> **STATED EXERCISE**:
From the entries below, gather every line containing the string "Corr".

◇ ◇ ◇

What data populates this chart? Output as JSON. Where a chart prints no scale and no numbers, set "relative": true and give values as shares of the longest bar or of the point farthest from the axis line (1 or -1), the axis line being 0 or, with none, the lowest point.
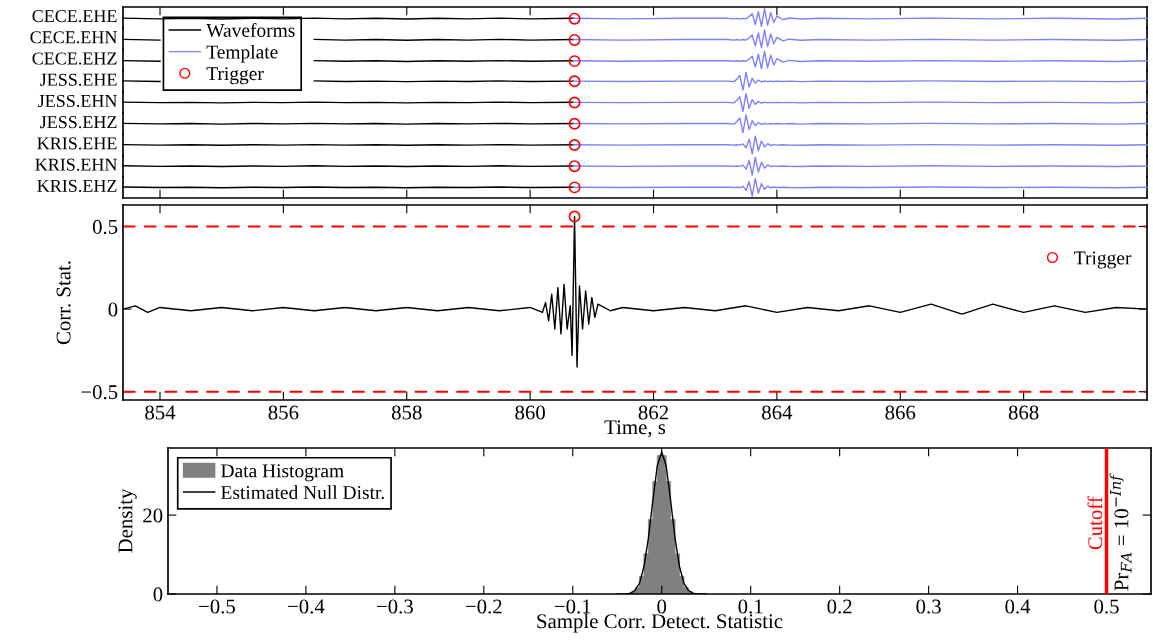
{
  "chart_data": [
    {
      "type": "line",
      "relative": true,
      "ylabel": "CECE.EHE",
      "xlim": [
        853.4,
        870
      ],
      "xticks": [
        854,
        856,
        858,
        860,
        862,
        864,
        866,
        868
      ],
      "tick_labels": false,
      "series": [
        {
          "color": "#000000",
          "x": [
            853.4,
            854,
            854.5,
            855,
            855.5,
            856,
            856.5,
            857,
            857.5,
            858,
            858.5,
            859,
            859.5,
            860,
            860.7
          ],
          "values": [
            0.47,
            0.43,
            0.46,
            0.42,
            0.46,
            0.43,
            0.47,
            0.43,
            0.46,
            0.42,
            0.46,
            0.43,
            0.47,
            0.43,
            0.46
          ]
        },
        {
          "color": "#7f7fff",
          "x": [
            860.7,
            861.5,
            862.5,
            863.2,
            863.3,
            863.35,
            863.4,
            863.45,
            863.5,
            863.55,
            863.6,
            863.65,
            863.7,
            863.75,
            863.8,
            863.85,
            863.9,
            863.95,
            864.0,
            864.1,
            864.2,
            864.4,
            864.7,
            865.5,
            866.5,
            867.5,
            868.5,
            869.5,
            870
          ],
          "values": [
            0.46,
            0.43,
            0.46,
            0.46,
            0.43,
            0.46,
            0.43,
            0.46,
            0.43,
            0.56,
            0.72,
            0.11,
            0.83,
            0,
            1,
            0.06,
            0.78,
            0.22,
            0.58,
            0.38,
            0.48,
            0.42,
            0.46,
            0.43,
            0.47,
            0.43,
            0.46,
            0.42,
            0.46
          ]
        },
        {
          "type": "scatter",
          "marker": "circle",
          "color": "#ff0000",
          "x": [
            860.72
          ],
          "values": [
            0.44
          ]
        }
      ]
    },
    {
      "type": "line",
      "relative": true,
      "ylabel": "CECE.EHN",
      "xlim": [
        853.4,
        870
      ],
      "tick_labels": false,
      "series": [
        {
          "color": "#000000",
          "x": [
            853.4,
            854,
            854.5,
            855,
            855.5,
            856,
            856.5,
            857,
            857.5,
            858,
            858.5,
            859,
            859.5,
            860,
            860.7
          ],
          "values": [
            0.47,
            0.43,
            null,
            null,
            null,
            null,
            0.47,
            0.43,
            0.46,
            0.42,
            0.46,
            0.43,
            0.47,
            0.43,
            0.46
          ]
        },
        {
          "color": "#7f7fff",
          "x": [
            860.7,
            861.5,
            862.5,
            863.2,
            863.3,
            863.35,
            863.4,
            863.45,
            863.5,
            863.55,
            863.6,
            863.65,
            863.7,
            863.75,
            863.8,
            863.85,
            863.9,
            863.95,
            864.0,
            864.1,
            864.2,
            864.4,
            864.7,
            865.5,
            866.5,
            867.5,
            868.5,
            869.5,
            870
          ],
          "values": [
            0.46,
            0.43,
            0.46,
            0.46,
            0.43,
            0.46,
            0.43,
            0.46,
            0.43,
            0.56,
            0.72,
            0.11,
            0.83,
            0,
            1,
            0.06,
            0.78,
            0.22,
            0.58,
            0.38,
            0.48,
            0.42,
            0.46,
            0.43,
            0.47,
            0.43,
            0.46,
            0.42,
            0.46
          ]
        },
        {
          "type": "scatter",
          "marker": "circle",
          "color": "#ff0000",
          "x": [
            860.72
          ],
          "values": [
            0.44
          ]
        }
      ]
    },
    {
      "type": "line",
      "relative": true,
      "ylabel": "CECE.EHZ",
      "xlim": [
        853.4,
        870
      ],
      "tick_labels": false,
      "legend": "left",
      "series": [
        {
          "name": "Waveforms",
          "color": "#000000",
          "x": [
            853.4,
            854,
            854.5,
            855,
            855.5,
            856,
            856.5,
            857,
            857.5,
            858,
            858.5,
            859,
            859.5,
            860,
            860.7
          ],
          "values": [
            0.47,
            0.43,
            null,
            null,
            null,
            null,
            0.47,
            0.43,
            0.46,
            0.42,
            0.46,
            0.43,
            0.47,
            0.43,
            0.46
          ]
        },
        {
          "name": "Template",
          "color": "#7f7fff",
          "x": [
            860.7,
            861.5,
            862.5,
            863.2,
            863.3,
            863.35,
            863.4,
            863.45,
            863.5,
            863.55,
            863.6,
            863.65,
            863.7,
            863.75,
            863.8,
            863.85,
            863.9,
            863.95,
            864.0,
            864.1,
            864.2,
            864.4,
            864.7,
            865.5,
            866.5,
            867.5,
            868.5,
            869.5,
            870
          ],
          "values": [
            0.46,
            0.43,
            0.46,
            0.46,
            0.43,
            0.46,
            0.43,
            0.46,
            0.43,
            0.56,
            0.72,
            0.11,
            0.83,
            0,
            1,
            0.06,
            0.78,
            0.22,
            0.58,
            0.38,
            0.48,
            0.42,
            0.46,
            0.43,
            0.47,
            0.43,
            0.46,
            0.42,
            0.46
          ]
        },
        {
          "name": "Trigger",
          "type": "scatter",
          "marker": "circle",
          "color": "#ff0000",
          "x": [
            860.72
          ],
          "values": [
            0.44
          ]
        }
      ]
    },
    {
      "type": "line",
      "relative": true,
      "ylabel": "JESS.EHE",
      "xlim": [
        853.4,
        870
      ],
      "tick_labels": false,
      "series": [
        {
          "color": "#000000",
          "x": [
            853.4,
            854,
            854.5,
            855,
            855.5,
            856,
            856.5,
            857,
            857.5,
            858,
            858.5,
            859,
            859.5,
            860,
            860.7
          ],
          "values": [
            0.52,
            0.49,
            null,
            null,
            null,
            null,
            0.52,
            0.49,
            0.51,
            0.48,
            0.51,
            0.49,
            0.52,
            0.49,
            0.51
          ]
        },
        {
          "color": "#7f7fff",
          "x": [
            860.7,
            861.5,
            862.5,
            863.2,
            863.3,
            863.35,
            863.4,
            863.45,
            863.5,
            863.55,
            863.6,
            863.65,
            863.7,
            863.75,
            863.8,
            863.85,
            863.9,
            863.95,
            864.0,
            864.1,
            864.2,
            864.4,
            864.7,
            865.5,
            866.5,
            867.5,
            868.5,
            869.5,
            870
          ],
          "values": [
            0.51,
            0.49,
            0.51,
            0.51,
            0.48,
            0.61,
            0.83,
            0,
            1,
            0.17,
            0.67,
            0.39,
            0.57,
            0.46,
            0.52,
            0.48,
            0.51,
            0.49,
            0.51,
            0.49,
            0.51,
            0.48,
            0.51,
            0.49,
            0.52,
            0.49,
            0.51,
            0.48,
            0.51
          ]
        },
        {
          "type": "scatter",
          "marker": "circle",
          "color": "#ff0000",
          "x": [
            860.72
          ],
          "values": [
            0.5
          ]
        }
      ]
    },
    {
      "type": "line",
      "relative": true,
      "ylabel": "JESS.EHN",
      "xlim": [
        853.4,
        870
      ],
      "tick_labels": false,
      "series": [
        {
          "color": "#000000",
          "x": [
            853.4,
            854,
            854.5,
            855,
            855.5,
            856,
            856.5,
            857,
            857.5,
            858,
            858.5,
            859,
            859.5,
            860,
            860.7
          ],
          "values": [
            0.52,
            0.49,
            0.51,
            0.48,
            0.51,
            0.49,
            0.52,
            0.49,
            0.51,
            0.48,
            0.51,
            0.49,
            0.52,
            0.49,
            0.51
          ]
        },
        {
          "color": "#7f7fff",
          "x": [
            860.7,
            861.5,
            862.5,
            863.2,
            863.3,
            863.35,
            863.4,
            863.45,
            863.5,
            863.55,
            863.6,
            863.65,
            863.7,
            863.75,
            863.8,
            863.85,
            863.9,
            863.95,
            864.0,
            864.1,
            864.2,
            864.4,
            864.7,
            865.5,
            866.5,
            867.5,
            868.5,
            869.5,
            870
          ],
          "values": [
            0.51,
            0.49,
            0.51,
            0.51,
            0.48,
            0.61,
            0.83,
            0,
            1,
            0.17,
            0.67,
            0.39,
            0.57,
            0.46,
            0.52,
            0.48,
            0.51,
            0.49,
            0.51,
            0.49,
            0.51,
            0.48,
            0.51,
            0.49,
            0.52,
            0.49,
            0.51,
            0.48,
            0.51
          ]
        },
        {
          "type": "scatter",
          "marker": "circle",
          "color": "#ff0000",
          "x": [
            860.72
          ],
          "values": [
            0.5
          ]
        }
      ]
    },
    {
      "type": "line",
      "relative": true,
      "ylabel": "JESS.EHZ",
      "xlim": [
        853.4,
        870
      ],
      "tick_labels": false,
      "series": [
        {
          "color": "#000000",
          "x": [
            853.4,
            854,
            854.5,
            855,
            855.5,
            856,
            856.5,
            857,
            857.5,
            858,
            858.5,
            859,
            859.5,
            860,
            860.7
          ],
          "values": [
            0.52,
            0.49,
            0.51,
            0.48,
            0.51,
            0.49,
            0.52,
            0.49,
            0.51,
            0.48,
            0.51,
            0.49,
            0.52,
            0.49,
            0.51
          ]
        },
        {
          "color": "#7f7fff",
          "x": [
            860.7,
            861.5,
            862.5,
            863.2,
            863.3,
            863.35,
            863.4,
            863.45,
            863.5,
            863.55,
            863.6,
            863.65,
            863.7,
            863.75,
            863.8,
            863.85,
            863.9,
            863.95,
            864.0,
            864.1,
            864.2,
            864.4,
            864.7,
            865.5,
            866.5,
            867.5,
            868.5,
            869.5,
            870
          ],
          "values": [
            0.51,
            0.49,
            0.51,
            0.51,
            0.48,
            0.61,
            0.83,
            0,
            1,
            0.17,
            0.67,
            0.39,
            0.57,
            0.46,
            0.52,
            0.48,
            0.51,
            0.49,
            0.51,
            0.49,
            0.51,
            0.48,
            0.51,
            0.49,
            0.52,
            0.49,
            0.51,
            0.48,
            0.51
          ]
        },
        {
          "type": "scatter",
          "marker": "circle",
          "color": "#ff0000",
          "x": [
            860.72
          ],
          "values": [
            0.5
          ]
        }
      ]
    },
    {
      "type": "line",
      "relative": true,
      "ylabel": "KRIS.EHE",
      "xlim": [
        853.4,
        870
      ],
      "tick_labels": false,
      "series": [
        {
          "color": "#000000",
          "x": [
            853.4,
            854,
            854.5,
            855,
            855.5,
            856,
            856.5,
            857,
            857.5,
            858,
            858.5,
            859,
            859.5,
            860,
            860.7
          ],
          "values": [
            0.52,
            0.49,
            0.51,
            0.48,
            0.51,
            0.49,
            0.52,
            0.49,
            0.51,
            0.48,
            0.51,
            0.49,
            0.52,
            0.49,
            0.51
          ]
        },
        {
          "color": "#7f7fff",
          "x": [
            860.7,
            861.5,
            862.5,
            863.2,
            863.3,
            863.35,
            863.4,
            863.45,
            863.5,
            863.55,
            863.6,
            863.65,
            863.7,
            863.75,
            863.8,
            863.85,
            863.9,
            863.95,
            864.0,
            864.1,
            864.2,
            864.4,
            864.7,
            865.5,
            866.5,
            867.5,
            868.5,
            869.5,
            870
          ],
          "values": [
            0.51,
            0.49,
            0.51,
            0.51,
            0.49,
            0.51,
            0.49,
            0.56,
            0.33,
            0.83,
            0,
            1,
            0.17,
            0.72,
            0.39,
            0.57,
            0.47,
            0.52,
            0.49,
            0.51,
            0.49,
            0.48,
            0.51,
            0.49,
            0.52,
            0.49,
            0.51,
            0.48,
            0.51
          ]
        },
        {
          "type": "scatter",
          "marker": "circle",
          "color": "#ff0000",
          "x": [
            860.72
          ],
          "values": [
            0.5
          ]
        }
      ]
    },
    {
      "type": "line",
      "relative": true,
      "ylabel": "KRIS.EHN",
      "xlim": [
        853.4,
        870
      ],
      "tick_labels": false,
      "series": [
        {
          "color": "#000000",
          "x": [
            853.4,
            854,
            854.5,
            855,
            855.5,
            856,
            856.5,
            857,
            857.5,
            858,
            858.5,
            859,
            859.5,
            860,
            860.7
          ],
          "values": [
            0.52,
            0.49,
            0.51,
            0.48,
            0.51,
            0.49,
            0.52,
            0.49,
            0.51,
            0.48,
            0.51,
            0.49,
            0.52,
            0.49,
            0.51
          ]
        },
        {
          "color": "#7f7fff",
          "x": [
            860.7,
            861.5,
            862.5,
            863.2,
            863.3,
            863.35,
            863.4,
            863.45,
            863.5,
            863.55,
            863.6,
            863.65,
            863.7,
            863.75,
            863.8,
            863.85,
            863.9,
            863.95,
            864.0,
            864.1,
            864.2,
            864.4,
            864.7,
            865.5,
            866.5,
            867.5,
            868.5,
            869.5,
            870
          ],
          "values": [
            0.51,
            0.49,
            0.51,
            0.51,
            0.49,
            0.51,
            0.49,
            0.56,
            0.33,
            0.83,
            0,
            1,
            0.17,
            0.72,
            0.39,
            0.57,
            0.47,
            0.52,
            0.49,
            0.51,
            0.49,
            0.48,
            0.51,
            0.49,
            0.52,
            0.49,
            0.51,
            0.48,
            0.51
          ]
        },
        {
          "type": "scatter",
          "marker": "circle",
          "color": "#ff0000",
          "x": [
            860.72
          ],
          "values": [
            0.5
          ]
        }
      ]
    },
    {
      "type": "line",
      "relative": true,
      "ylabel": "KRIS.EHZ",
      "xlim": [
        853.4,
        870
      ],
      "xticks": [
        854,
        856,
        858,
        860,
        862,
        864,
        866,
        868
      ],
      "tick_labels": false,
      "series": [
        {
          "color": "#000000",
          "x": [
            853.4,
            854,
            854.5,
            855,
            855.5,
            856,
            856.5,
            857,
            857.5,
            858,
            858.5,
            859,
            859.5,
            860,
            860.7
          ],
          "values": [
            0.52,
            0.49,
            0.51,
            0.48,
            0.51,
            0.49,
            0.52,
            0.49,
            0.51,
            0.48,
            0.51,
            0.49,
            0.52,
            0.49,
            0.51
          ]
        },
        {
          "color": "#7f7fff",
          "x": [
            860.7,
            861.5,
            862.5,
            863.2,
            863.3,
            863.35,
            863.4,
            863.45,
            863.5,
            863.55,
            863.6,
            863.65,
            863.7,
            863.75,
            863.8,
            863.85,
            863.9,
            863.95,
            864.0,
            864.1,
            864.2,
            864.4,
            864.7,
            865.5,
            866.5,
            867.5,
            868.5,
            869.5,
            870
          ],
          "values": [
            0.51,
            0.49,
            0.51,
            0.51,
            0.49,
            0.51,
            0.49,
            0.56,
            0.33,
            0.83,
            0,
            1,
            0.17,
            0.72,
            0.39,
            0.57,
            0.47,
            0.52,
            0.49,
            0.51,
            0.49,
            0.48,
            0.51,
            0.49,
            0.52,
            0.49,
            0.51,
            0.48,
            0.51
          ]
        },
        {
          "type": "scatter",
          "marker": "circle",
          "color": "#ff0000",
          "x": [
            860.72
          ],
          "values": [
            0.5
          ]
        }
      ]
    },
    {
      "type": "line",
      "ylabel": "Corr. Stat.",
      "xlabel": "Time, s",
      "xlim": [
        853.4,
        870
      ],
      "xticks": [
        854,
        856,
        858,
        860,
        862,
        864,
        866,
        868
      ],
      "ylim": [
        -0.55,
        0.63
      ],
      "yticks": [
        {
          "value": -0.5,
          "label": "−0.5"
        },
        0,
        0.5
      ],
      "legend": "right",
      "ref_lines": [
        {
          "axis": "y",
          "value": 0.5,
          "color": "#ff0000",
          "line_style": "dashed"
        },
        {
          "axis": "y",
          "value": -0.5,
          "color": "#ff0000",
          "line_style": "dashed"
        }
      ],
      "series": [
        {
          "color": "#000000",
          "x": [
            853.4,
            853.6,
            853.8,
            854,
            854.5,
            855,
            855.5,
            856,
            856.5,
            857,
            857.5,
            858,
            858.5,
            859,
            859.5,
            860,
            860.2,
            860.25,
            860.3,
            860.35,
            860.4,
            860.45,
            860.5,
            860.55,
            860.6,
            860.65,
            860.68,
            860.72,
            860.76,
            860.8,
            860.85,
            860.9,
            860.95,
            861.0,
            861.05,
            861.1,
            861.3,
            861.5,
            862,
            862.5,
            863,
            863.5,
            864,
            864.5,
            865,
            865.5,
            866,
            866.5,
            867,
            867.5,
            868,
            868.5,
            869,
            869.5,
            870
          ],
          "values": [
            0,
            0.02,
            -0.02,
            0.01,
            -0.01,
            0.01,
            -0.01,
            0.01,
            -0.01,
            0.01,
            -0.01,
            0.01,
            -0.01,
            0.01,
            -0.01,
            0.01,
            -0.02,
            0.04,
            -0.07,
            0.09,
            -0.12,
            0.13,
            -0.15,
            0.15,
            -0.12,
            0.02,
            -0.28,
            0.56,
            -0.35,
            0.14,
            -0.12,
            0.11,
            -0.09,
            0.07,
            -0.05,
            0.03,
            -0.01,
            0.01,
            -0.01,
            0.01,
            -0.01,
            0.02,
            -0.02,
            0.01,
            -0.01,
            0.02,
            -0.02,
            0.03,
            -0.03,
            0.03,
            -0.02,
            0.02,
            -0.02,
            0.01,
            0
          ]
        },
        {
          "name": "Trigger",
          "type": "scatter",
          "marker": "circle",
          "color": "#ff0000",
          "x": [
            860.72
          ],
          "values": [
            0.56
          ]
        }
      ]
    },
    {
      "type": "histogram",
      "xlabel": "Sample Corr. Detect. Statistic",
      "ylabel": "Density",
      "xlim": [
        -0.555,
        0.55
      ],
      "xticks": [
        {
          "value": -0.5,
          "label": "−0.5"
        },
        {
          "value": -0.4,
          "label": "−0.4"
        },
        {
          "value": -0.3,
          "label": "−0.3"
        },
        {
          "value": -0.2,
          "label": "−0.2"
        },
        {
          "value": -0.1,
          "label": "−0.1"
        },
        0,
        0.1,
        0.2,
        0.3,
        0.4,
        0.5
      ],
      "ylim": [
        0,
        37
      ],
      "yticks": [
        0,
        20
      ],
      "legend": "top left",
      "bins": [
        -0.045,
        -0.04,
        -0.035,
        -0.03,
        -0.025,
        -0.02,
        -0.015,
        -0.01,
        -0.005,
        0,
        0.005,
        0.01,
        0.015,
        0.02,
        0.025,
        0.03,
        0.035,
        0.04,
        0.045
      ],
      "ref_lines": [
        {
          "axis": "x",
          "value": 0.5,
          "label": "Cutoff",
          "color": "#ff0000",
          "line_style": "solid"
        }
      ],
      "annotations": [
        {
          "text": "Pr$_{FA}$ = 10$^{−Inf}$",
          "x": 0.5,
          "y": 0
        }
      ],
      "series": [
        {
          "name": "Data Histogram",
          "color": "#808080",
          "values": [
            0,
            0.1,
            0.5,
            1.6,
            4.5,
            10.2,
            18.9,
            28.5,
            35.1,
            35.1,
            28.5,
            18.9,
            10.2,
            4.5,
            1.6,
            0.5,
            0.1,
            0
          ]
        },
        {
          "name": "Estimated Null Distr.",
          "type": "line",
          "color": "#000000",
          "x": [
            -0.05,
            -0.045,
            -0.04,
            -0.035,
            -0.03,
            -0.025,
            -0.02,
            -0.015,
            -0.01,
            -0.005,
            0,
            0.005,
            0.01,
            0.015,
            0.02,
            0.025,
            0.03,
            0.035,
            0.04,
            0.045,
            0.05
          ],
          "values": [
            0,
            0,
            0,
            0.2,
            0.9,
            2.7,
            6.9,
            14.1,
            23.7,
            32.5,
            36,
            32.5,
            23.7,
            14.1,
            6.9,
            2.7,
            0.9,
            0.2,
            0,
            0,
            0
          ]
        }
      ]
    }
  ]
}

◇ ◇ ◇

> **RESPONSE TO THIS TASK**:
      "ylabel": "Corr. Stat.",
      "xlabel": "Sample Corr. Detect. Statistic",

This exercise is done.